[Figure dataset records]
>> begin

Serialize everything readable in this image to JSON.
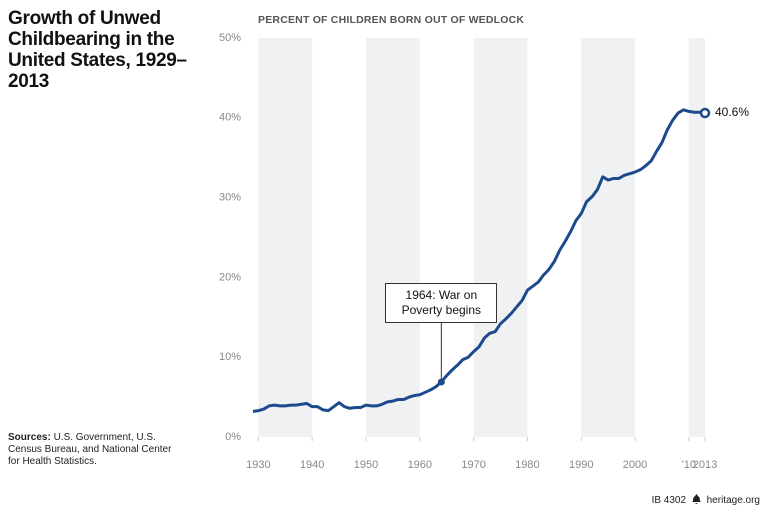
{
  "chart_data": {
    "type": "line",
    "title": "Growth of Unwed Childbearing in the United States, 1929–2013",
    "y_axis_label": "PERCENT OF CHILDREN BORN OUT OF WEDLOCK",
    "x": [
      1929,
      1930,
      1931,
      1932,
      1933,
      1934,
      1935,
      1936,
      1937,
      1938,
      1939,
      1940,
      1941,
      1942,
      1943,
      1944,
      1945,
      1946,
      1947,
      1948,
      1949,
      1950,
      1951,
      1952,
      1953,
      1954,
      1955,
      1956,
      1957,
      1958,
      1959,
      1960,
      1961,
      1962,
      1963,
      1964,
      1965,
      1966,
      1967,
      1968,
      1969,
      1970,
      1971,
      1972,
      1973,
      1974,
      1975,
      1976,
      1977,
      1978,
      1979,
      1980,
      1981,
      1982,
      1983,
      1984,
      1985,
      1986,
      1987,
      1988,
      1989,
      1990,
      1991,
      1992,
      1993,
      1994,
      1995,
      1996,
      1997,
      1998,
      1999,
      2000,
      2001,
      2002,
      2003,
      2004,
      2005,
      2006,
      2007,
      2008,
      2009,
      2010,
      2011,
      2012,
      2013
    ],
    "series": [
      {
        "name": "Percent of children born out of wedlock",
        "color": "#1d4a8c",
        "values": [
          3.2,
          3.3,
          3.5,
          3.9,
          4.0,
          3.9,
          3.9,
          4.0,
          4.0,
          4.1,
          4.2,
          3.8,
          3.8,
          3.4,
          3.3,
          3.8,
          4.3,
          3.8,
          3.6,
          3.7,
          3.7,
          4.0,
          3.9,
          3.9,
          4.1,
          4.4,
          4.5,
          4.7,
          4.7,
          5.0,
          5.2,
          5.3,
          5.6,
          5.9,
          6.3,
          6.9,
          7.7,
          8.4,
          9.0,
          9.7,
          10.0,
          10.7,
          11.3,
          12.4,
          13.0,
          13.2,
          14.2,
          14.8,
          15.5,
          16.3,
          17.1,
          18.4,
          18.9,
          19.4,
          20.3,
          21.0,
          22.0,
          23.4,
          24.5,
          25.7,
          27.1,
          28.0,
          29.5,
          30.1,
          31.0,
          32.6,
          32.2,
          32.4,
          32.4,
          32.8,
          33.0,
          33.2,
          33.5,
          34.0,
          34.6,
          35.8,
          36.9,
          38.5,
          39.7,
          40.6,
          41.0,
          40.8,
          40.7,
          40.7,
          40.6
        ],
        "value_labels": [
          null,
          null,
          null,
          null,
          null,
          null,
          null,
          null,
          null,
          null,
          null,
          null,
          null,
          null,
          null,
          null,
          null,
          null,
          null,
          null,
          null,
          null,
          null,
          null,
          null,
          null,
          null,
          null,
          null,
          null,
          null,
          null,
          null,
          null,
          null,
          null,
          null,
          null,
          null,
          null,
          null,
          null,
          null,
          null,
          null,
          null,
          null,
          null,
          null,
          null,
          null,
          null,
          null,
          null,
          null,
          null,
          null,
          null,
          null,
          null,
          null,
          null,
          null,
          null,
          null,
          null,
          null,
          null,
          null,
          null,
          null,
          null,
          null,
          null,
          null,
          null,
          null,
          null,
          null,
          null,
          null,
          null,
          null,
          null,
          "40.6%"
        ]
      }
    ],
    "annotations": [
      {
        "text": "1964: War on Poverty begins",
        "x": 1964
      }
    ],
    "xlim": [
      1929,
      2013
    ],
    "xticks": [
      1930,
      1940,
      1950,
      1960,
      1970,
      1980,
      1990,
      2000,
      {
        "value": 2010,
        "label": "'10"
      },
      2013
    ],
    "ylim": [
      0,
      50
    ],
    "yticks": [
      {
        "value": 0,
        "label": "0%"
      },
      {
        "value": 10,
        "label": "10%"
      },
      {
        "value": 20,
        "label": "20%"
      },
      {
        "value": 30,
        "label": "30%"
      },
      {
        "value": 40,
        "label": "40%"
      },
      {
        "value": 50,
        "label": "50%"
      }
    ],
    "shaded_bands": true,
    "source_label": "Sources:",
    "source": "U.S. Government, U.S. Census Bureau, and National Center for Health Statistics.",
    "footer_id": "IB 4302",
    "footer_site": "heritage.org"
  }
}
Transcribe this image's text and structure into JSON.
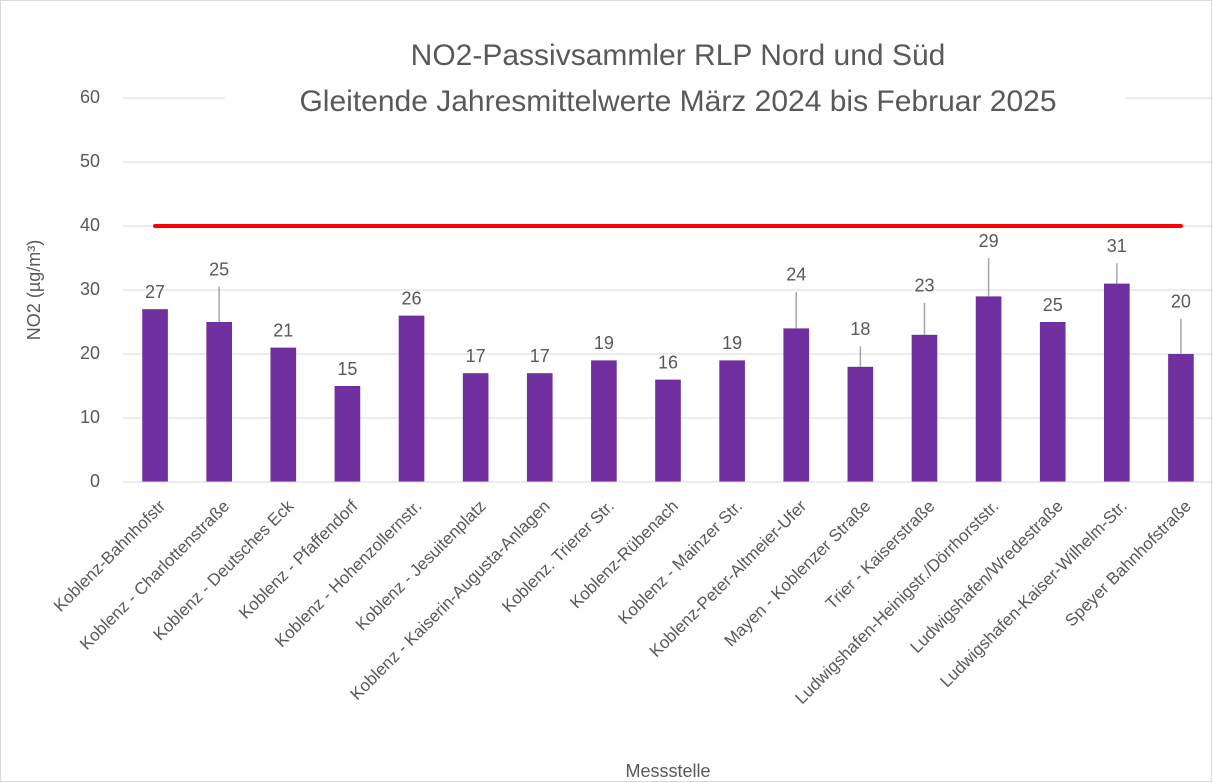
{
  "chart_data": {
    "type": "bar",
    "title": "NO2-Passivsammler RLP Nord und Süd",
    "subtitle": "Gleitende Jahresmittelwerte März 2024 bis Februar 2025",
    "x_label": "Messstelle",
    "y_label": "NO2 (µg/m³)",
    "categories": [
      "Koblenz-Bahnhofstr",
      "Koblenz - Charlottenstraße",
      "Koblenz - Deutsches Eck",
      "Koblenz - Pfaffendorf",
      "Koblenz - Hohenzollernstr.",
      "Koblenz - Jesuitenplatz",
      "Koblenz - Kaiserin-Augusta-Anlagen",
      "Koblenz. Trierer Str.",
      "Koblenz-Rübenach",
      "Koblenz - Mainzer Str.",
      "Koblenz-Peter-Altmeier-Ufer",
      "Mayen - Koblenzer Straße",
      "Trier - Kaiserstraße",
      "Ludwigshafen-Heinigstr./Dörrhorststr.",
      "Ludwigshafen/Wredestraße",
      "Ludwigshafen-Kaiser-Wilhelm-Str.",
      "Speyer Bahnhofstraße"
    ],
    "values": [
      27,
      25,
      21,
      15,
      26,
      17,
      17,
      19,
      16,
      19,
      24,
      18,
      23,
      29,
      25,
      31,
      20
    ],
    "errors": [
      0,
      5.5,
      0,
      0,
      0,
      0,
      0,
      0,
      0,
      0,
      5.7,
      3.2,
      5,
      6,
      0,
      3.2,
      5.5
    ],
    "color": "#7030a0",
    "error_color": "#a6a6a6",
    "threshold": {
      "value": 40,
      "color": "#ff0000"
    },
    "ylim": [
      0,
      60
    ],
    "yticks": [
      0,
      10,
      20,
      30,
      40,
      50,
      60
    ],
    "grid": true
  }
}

>> end

■ **Short task**: Write every entry out again exactly, dropping the pictures.

■ **Reply**:
Serialize everything readable in this image to JSON.
{
  "chart_data": {
    "type": "line",
    "title": "Growth of Unwed Childbearing in the United States, 1929–2013",
    "y_axis_label": "PERCENT OF CHILDREN BORN OUT OF WEDLOCK",
    "x": [
      1929,
      1930,
      1931,
      1932,
      1933,
      1934,
      1935,
      1936,
      1937,
      1938,
      1939,
      1940,
      1941,
      1942,
      1943,
      1944,
      1945,
      1946,
      1947,
      1948,
      1949,
      1950,
      1951,
      1952,
      1953,
      1954,
      1955,
      1956,
      1957,
      1958,
      1959,
      1960,
      1961,
      1962,
      1963,
      1964,
      1965,
      1966,
      1967,
      1968,
      1969,
      1970,
      1971,
      1972,
      1973,
      1974,
      1975,
      1976,
      1977,
      1978,
      1979,
      1980,
      1981,
      1982,
      1983,
      1984,
      1985,
      1986,
      1987,
      1988,
      1989,
      1990,
      1991,
      1992,
      1993,
      1994,
      1995,
      1996,
      1997,
      1998,
      1999,
      2000,
      2001,
      2002,
      2003,
      2004,
      2005,
      2006,
      2007,
      2008,
      2009,
      2010,
      2011,
      2012,
      2013
    ],
    "series": [
      {
        "name": "Percent of children born out of wedlock",
        "color": "#1d4a8c",
        "values": [
          3.2,
          3.3,
          3.5,
          3.9,
          4.0,
          3.9,
          3.9,
          4.0,
          4.0,
          4.1,
          4.2,
          3.8,
          3.8,
          3.4,
          3.3,
          3.8,
          4.3,
          3.8,
          3.6,
          3.7,
          3.7,
          4.0,
          3.9,
          3.9,
          4.1,
          4.4,
          4.5,
          4.7,
          4.7,
          5.0,
          5.2,
          5.3,
          5.6,
          5.9,
          6.3,
          6.9,
          7.7,
          8.4,
          9.0,
          9.7,
          10.0,
          10.7,
          11.3,
          12.4,
          13.0,
          13.2,
          14.2,
          14.8,
          15.5,
          16.3,
          17.1,
          18.4,
          18.9,
          19.4,
          20.3,
          21.0,
          22.0,
          23.4,
          24.5,
          25.7,
          27.1,
          28.0,
          29.5,
          30.1,
          31.0,
          32.6,
          32.2,
          32.4,
          32.4,
          32.8,
          33.0,
          33.2,
          33.5,
          34.0,
          34.6,
          35.8,
          36.9,
          38.5,
          39.7,
          40.6,
          41.0,
          40.8,
          40.7,
          40.7,
          40.6
        ],
        "value_labels": [
          null,
          null,
          null,
          null,
          null,
          null,
          null,
          null,
          null,
          null,
          null,
          null,
          null,
          null,
          null,
          null,
          null,
          null,
          null,
          null,
          null,
          null,
          null,
          null,
          null,
          null,
          null,
          null,
          null,
          null,
          null,
          null,
          null,
          null,
          null,
          null,
          null,
          null,
          null,
          null,
          null,
          null,
          null,
          null,
          null,
          null,
          null,
          null,
          null,
          null,
          null,
          null,
          null,
          null,
          null,
          null,
          null,
          null,
          null,
          null,
          null,
          null,
          null,
          null,
          null,
          null,
          null,
          null,
          null,
          null,
          null,
          null,
          null,
          null,
          null,
          null,
          null,
          null,
          null,
          null,
          null,
          null,
          null,
          null,
          "40.6%"
        ]
      }
    ],
    "annotations": [
      {
        "text": "1964: War on Poverty begins",
        "x": 1964
      }
    ],
    "xlim": [
      1929,
      2013
    ],
    "xticks": [
      1930,
      1940,
      1950,
      1960,
      1970,
      1980,
      1990,
      2000,
      {
        "value": 2010,
        "label": "'10"
      },
      2013
    ],
    "ylim": [
      0,
      50
    ],
    "yticks": [
      {
        "value": 0,
        "label": "0%"
      },
      {
        "value": 10,
        "label": "10%"
      },
      {
        "value": 20,
        "label": "20%"
      },
      {
        "value": 30,
        "label": "30%"
      },
      {
        "value": 40,
        "label": "40%"
      },
      {
        "value": 50,
        "label": "50%"
      }
    ],
    "shaded_bands": true,
    "source_label": "Sources:",
    "source": "U.S. Government, U.S. Census Bureau, and National Center for Health Statistics.",
    "footer_id": "IB 4302",
    "footer_site": "heritage.org"
  }
}
Transcribe this image's text and structure into JSON.
{
  "chart_data": {
    "type": "bar",
    "title": "NO2-Passivsammler RLP Nord und Süd",
    "subtitle": "Gleitende Jahresmittelwerte März 2024 bis Februar 2025",
    "x_label": "Messstelle",
    "y_label": "NO2 (µg/m³)",
    "categories": [
      "Koblenz-Bahnhofstr",
      "Koblenz - Charlottenstraße",
      "Koblenz - Deutsches Eck",
      "Koblenz - Pfaffendorf",
      "Koblenz - Hohenzollernstr.",
      "Koblenz - Jesuitenplatz",
      "Koblenz - Kaiserin-Augusta-Anlagen",
      "Koblenz. Trierer Str.",
      "Koblenz-Rübenach",
      "Koblenz - Mainzer Str.",
      "Koblenz-Peter-Altmeier-Ufer",
      "Mayen - Koblenzer Straße",
      "Trier - Kaiserstraße",
      "Ludwigshafen-Heinigstr./Dörrhorststr.",
      "Ludwigshafen/Wredestraße",
      "Ludwigshafen-Kaiser-Wilhelm-Str.",
      "Speyer Bahnhofstraße"
    ],
    "values": [
      27,
      25,
      21,
      15,
      26,
      17,
      17,
      19,
      16,
      19,
      24,
      18,
      23,
      29,
      25,
      31,
      20
    ],
    "errors": [
      0,
      5.5,
      0,
      0,
      0,
      0,
      0,
      0,
      0,
      0,
      5.7,
      3.2,
      5,
      6,
      0,
      3.2,
      5.5
    ],
    "color": "#7030a0",
    "error_color": "#a6a6a6",
    "threshold": {
      "value": 40,
      "color": "#ff0000"
    },
    "ylim": [
      0,
      60
    ],
    "yticks": [
      0,
      10,
      20,
      30,
      40,
      50,
      60
    ],
    "grid": true
  }
}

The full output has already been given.